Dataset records

** begin **

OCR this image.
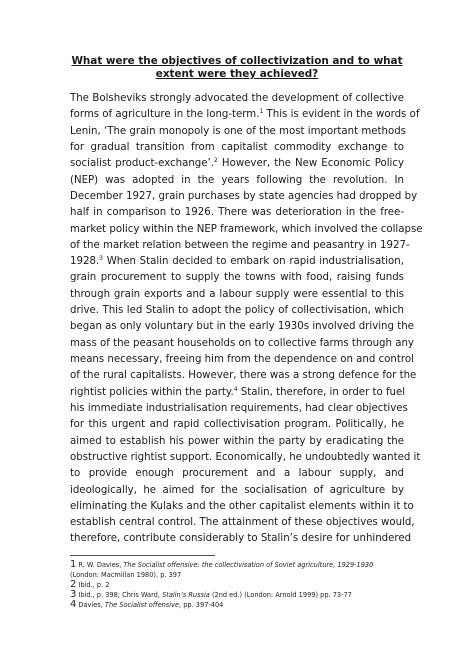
What were the objectives of collectivization and to what
extent were they achieved?
The Bolsheviks strongly advocated the development of collective
forms of agriculture in the long-term.$^1$ This is evident in the words of
Lenin, ‘The grain monopoly is one of the most important methods
for gradual transition from capitalist commodity exchange to
socialist product-exchange’.$^2$ However, the New Economic Policy
(NEP) was adopted in the years following the revolution. In
December 1927, grain purchases by state agencies had dropped by
half in comparison to 1926. There was deterioration in the free-
market policy within the NEP framework, which involved the collapse
of the market relation between the regime and peasantry in 1927-
1928.$^3$ When Stalin decided to embark on rapid industrialisation,
grain procurement to supply the towns with food, raising funds
through grain exports and a labour supply were essential to this
drive. This led Stalin to adopt the policy of collectivisation, which
began as only voluntary but in the early 1930s involved driving the
mass of the peasant households on to collective farms through any
means necessary, freeing him from the dependence on and control
of the rural capitalists. However, there was a strong defence for the
rightist policies within the party.$^4$ Stalin, therefore, in order to fuel
his immediate industrialisation requirements, had clear objectives
for this urgent and rapid collectivisation program. Politically, he
aimed to establish his power within the party by eradicating the
obstructive rightist support. Economically, he undoubtedly wanted it
to provide enough procurement and a labour supply, and
ideologically, he aimed for the socialisation of agriculture by
eliminating the Kulaks and the other capitalist elements within it to
establish central control. The attainment of these objectives would,
therefore, contribute considerably to Stalin’s desire for unhindered
1 R. W. Davies, The Socialist offensive: the collectivisation of Soviet agriculture, 1929-1930
(London: Macmillan 1980), p. 397
2 Ibid., p. 2
3 Ibid., p. 398; Chris Ward, Stalin’s Russia (2nd ed.) (London: Arnold 1999) pp. 73-77
4 Davies, The Socialist offensive, pp. 397-404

** end **

→ TASK DETAILS
Go through the entries above and print each one exactly, minus the pictures.

→ WORKED SOLUTION
OCR this image.
What were the objectives of collectivization and to what
extent were they achieved?
The Bolsheviks strongly advocated the development of collective
forms of agriculture in the long-term.$^1$ This is evident in the words of
Lenin, ‘The grain monopoly is one of the most important methods
for gradual transition from capitalist commodity exchange to
socialist product-exchange’.$^2$ However, the New Economic Policy
(NEP) was adopted in the years following the revolution. In
December 1927, grain purchases by state agencies had dropped by
half in comparison to 1926. There was deterioration in the free-
market policy within the NEP framework, which involved the collapse
of the market relation between the regime and peasantry in 1927-
1928.$^3$ When Stalin decided to embark on rapid industrialisation,
grain procurement to supply the towns with food, raising funds
through grain exports and a labour supply were essential to this
drive. This led Stalin to adopt the policy of collectivisation, which
began as only voluntary but in the early 1930s involved driving the
mass of the peasant households on to collective farms through any
means necessary, freeing him from the dependence on and control
of the rural capitalists. However, there was a strong defence for the
rightist policies within the party.$^4$ Stalin, therefore, in order to fuel
his immediate industrialisation requirements, had clear objectives
for this urgent and rapid collectivisation program. Politically, he
aimed to establish his power within the party by eradicating the
obstructive rightist support. Economically, he undoubtedly wanted it
to provide enough procurement and a labour supply, and
ideologically, he aimed for the socialisation of agriculture by
eliminating the Kulaks and the other capitalist elements within it to
establish central control. The attainment of these objectives would,
therefore, contribute considerably to Stalin’s desire for unhindered
1 R. W. Davies, The Socialist offensive: the collectivisation of Soviet agriculture, 1929-1930
(London: Macmillan 1980), p. 397
2 Ibid., p. 2
3 Ibid., p. 398; Chris Ward, Stalin’s Russia (2nd ed.) (London: Arnold 1999) pp. 73-77
4 Davies, The Socialist offensive, pp. 397-404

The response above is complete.